● Written problem: Report every line below that holds the word "области".

● Exercise input:
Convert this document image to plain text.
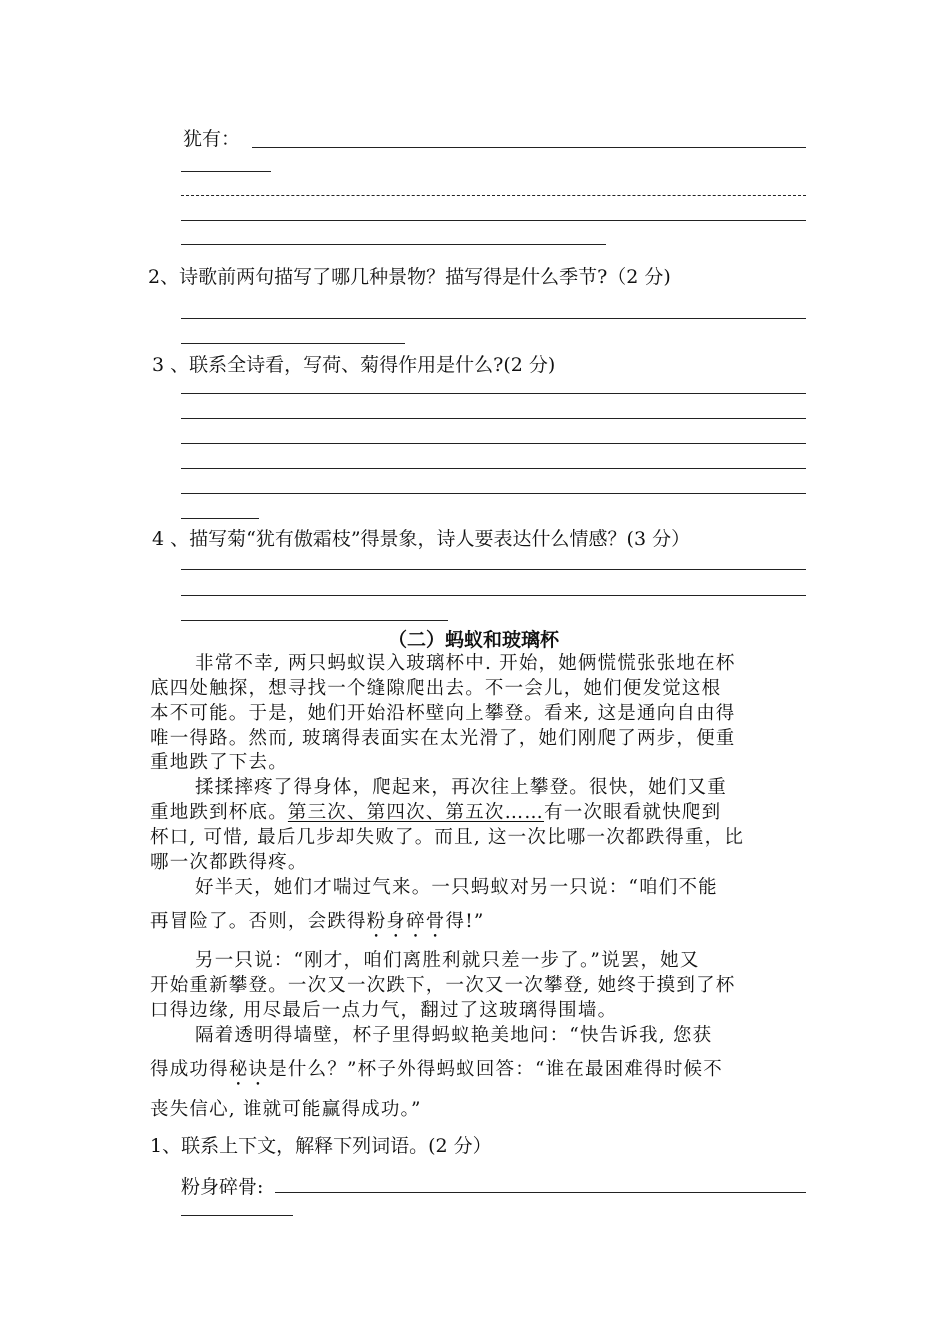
犹有：
2、诗歌前两句描写了哪几种景物？描写得是什么季节?（2 分)
3 、联系全诗看，写荷、菊得作用是什么?(2 分)
4 、描写菊“犹有傲霜枝”得景象，诗人要表达什么情感？(3 分）
（二）蚂蚁和玻璃杯
非常不幸, 两只蚂蚁误入玻璃杯中. 开始，她俩慌慌张张地在杯
底四处触探，想寻找一个缝隙爬出去。不一会儿，她们便发觉这根
本不可能。于是，她们开始沿杯壁向上攀登。看来, 这是通向自由得
唯一得路。然而, 玻璃得表面实在太光滑了，她们刚爬了两步，便重
重地跌了下去。
揉揉摔疼了得身体，爬起来，再次往上攀登。很快，她们又重
重地跌到杯底。第三次、第四次、第五次……有一次眼看就快爬到
杯口, 可惜, 最后几步却失败了。而且, 这一次比哪一次都跌得重，比
哪一次都跌得疼。
好半天，她们才喘过气来。一只蚂蚁对另一只说：“咱们不能
再冒险了。否则，会跌得粉身碎骨得!”
另一只说：“刚才，咱们离胜利就只差一步了。”说罢，她又
开始重新攀登。一次又一次跌下，一次又一次攀登, 她终于摸到了杯
口得边缘, 用尽最后一点力气，翻过了这玻璃得围墙。
隔着透明得墙壁，杯子里得蚂蚁艳美地问：“快告诉我, 您获
得成功得秘诀是什么？”杯子外得蚂蚁回答：“谁在最困难得时候不
丧失信心, 谁就可能赢得成功。”
1、联系上下文，解释下列词语。(2 分）
粉身碎骨:
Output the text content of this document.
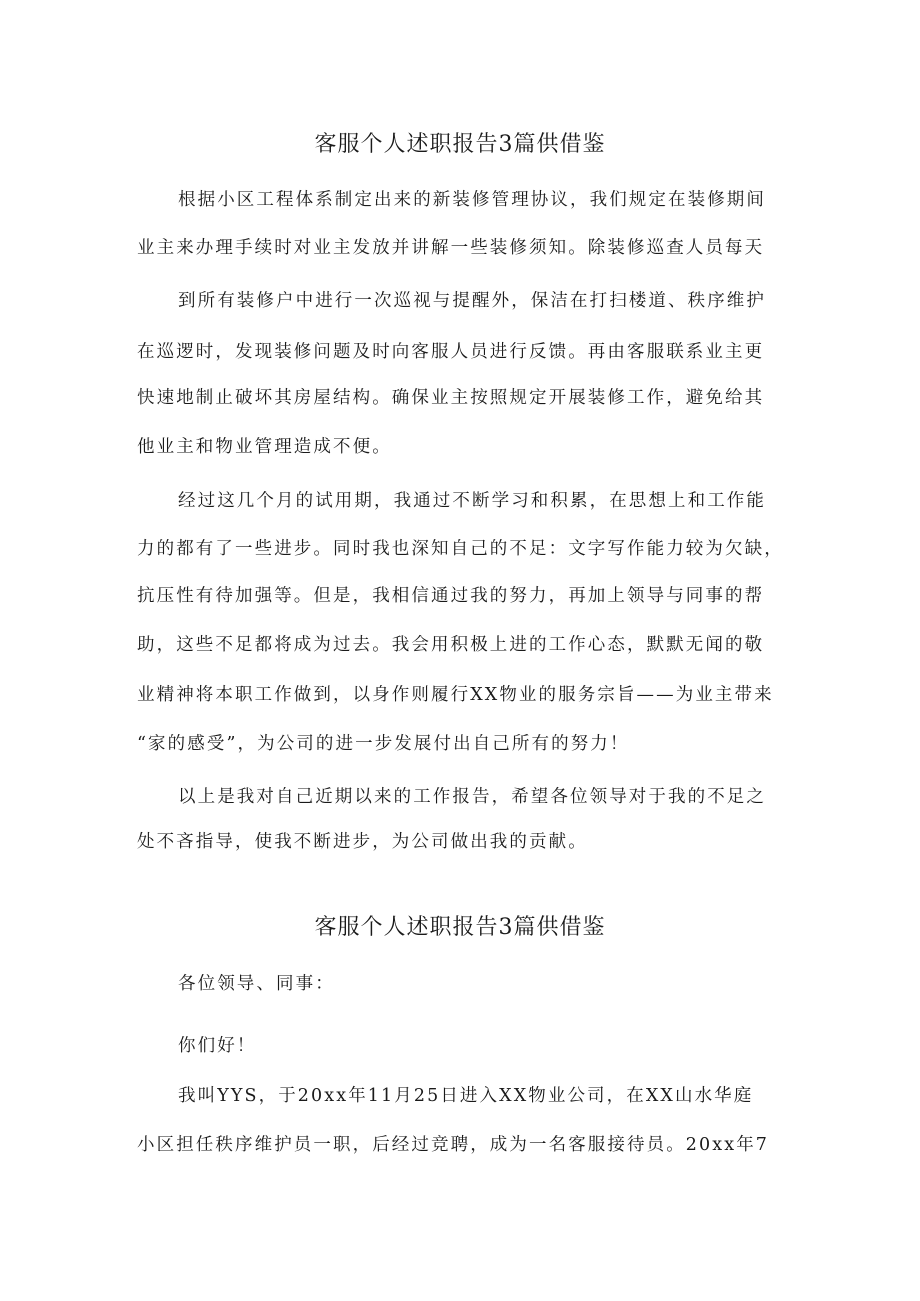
客服个人述职报告3篇供借鉴
根据小区工程体系制定出来的新装修管理协议，我们规定在装修期间
业主来办理手续时对业主发放并讲解一些装修须知。除装修巡查人员每天
到所有装修户中进行一次巡视与提醒外，保洁在打扫楼道、秩序维护
在巡逻时，发现装修问题及时向客服人员进行反馈。再由客服联系业主更
快速地制止破坏其房屋结构。确保业主按照规定开展装修工作，避免给其
他业主和物业管理造成不便。
经过这几个月的试用期，我通过不断学习和积累，在思想上和工作能
力的都有了一些进步。同时我也深知自己的不足：文字写作能力较为欠缺，
抗压性有待加强等。但是，我相信通过我的努力，再加上领导与同事的帮
助，这些不足都将成为过去。我会用积极上进的工作心态，默默无闻的敬
业精神将本职工作做到，以身作则履行XX物业的服务宗旨——为业主带来
“家的感受”，为公司的进一步发展付出自己所有的努力！
以上是我对自己近期以来的工作报告，希望各位领导对于我的不足之
处不吝指导，使我不断进步，为公司做出我的贡献。
客服个人述职报告3篇供借鉴
各位领导、同事：
你们好！
我叫YYS，于20xx年11月25日进入XX物业公司，在XX山水华庭
小区担任秩序维护员一职，后经过竞聘，成为一名客服接待员。20xx年7
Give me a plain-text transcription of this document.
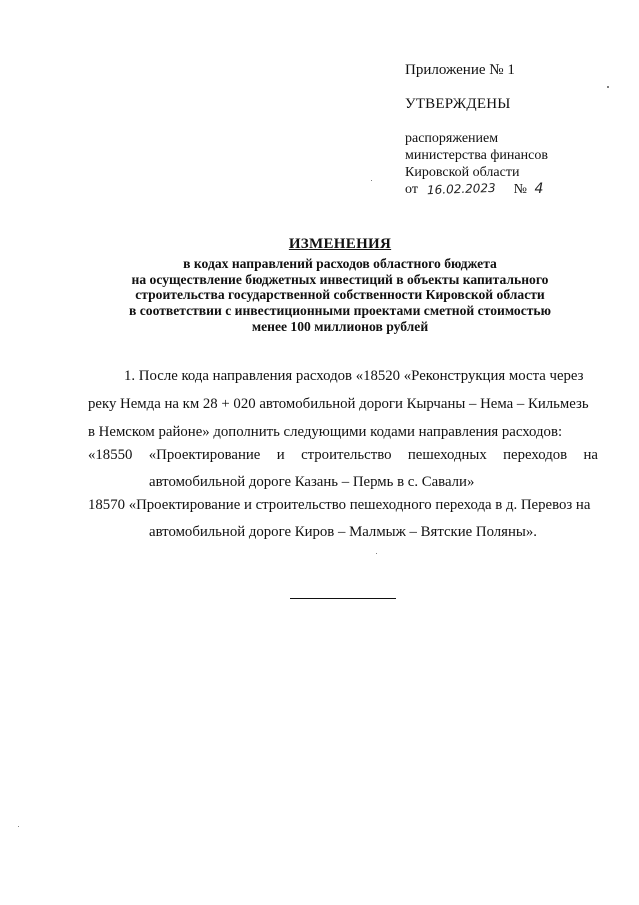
Приложение № 1
УТВЕРЖДЕНЫ
распоряжением
министерства финансов
Кировской области
от 16.02.2023 № 4
ИЗМЕНЕНИЯ
в кодах направлений расходов областного бюджета
на осуществление бюджетных инвестиций в объекты капитального
строительства государственной собственности Кировской области
в соответствии с инвестиционными проектами сметной стоимостью
менее 100 миллионов рублей
1. После кода направления расходов «18520 «Реконструкция моста через
реку Немда на км 28 + 020 автомобильной дороги Кырчаны – Нема – Кильмезь
в Немском районе» дополнить следующими кодами направления расходов:
«18550 «Проектирование и строительство пешеходных переходов на
автомобильной дороге Казань – Пермь в с. Савали»
18570 «Проектирование и строительство пешеходного перехода в д. Перевоз на
автомобильной дороге Киров – Малмыж – Вятские Поляны».
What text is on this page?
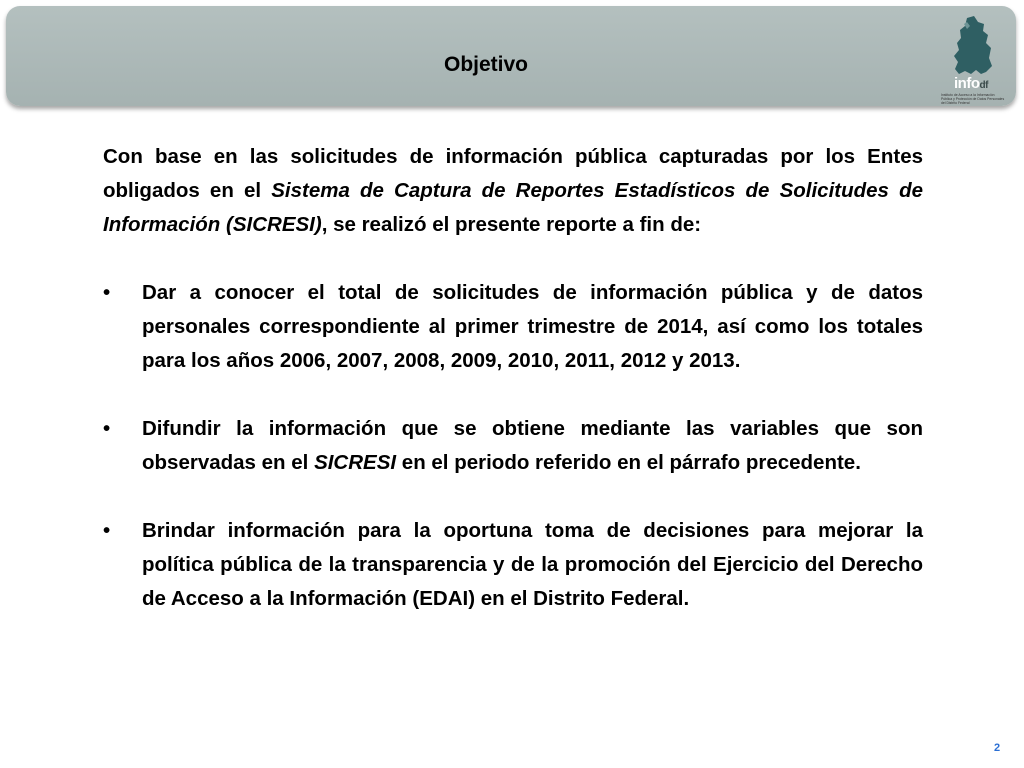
Objetivo
infodf
Instituto de Acceso a la Información Pública y Protección de Datos Personales del Distrito Federal

Con base en las solicitudes de información pública capturadas por los Entes obligados en el Sistema de Captura de Reportes Estadísticos de Solicitudes de Información (SICRESI), se realizó el presente reporte a fin de:

• Dar a conocer el total de solicitudes de información pública y de datos personales correspondiente al primer trimestre de 2014, así como los totales para los años 2006, 2007, 2008, 2009, 2010, 2011, 2012 y 2013.
• Difundir la información que se obtiene mediante las variables que son observadas en el SICRESI en el periodo referido en el párrafo precedente.
• Brindar información para la oportuna toma de decisiones para mejorar la política pública de la transparencia y de la promoción del Ejercicio del Derecho de Acceso a la Información (EDAI) en el Distrito Federal.
2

● Task answer:
Кировской области
строительства государственной собственности Кировской области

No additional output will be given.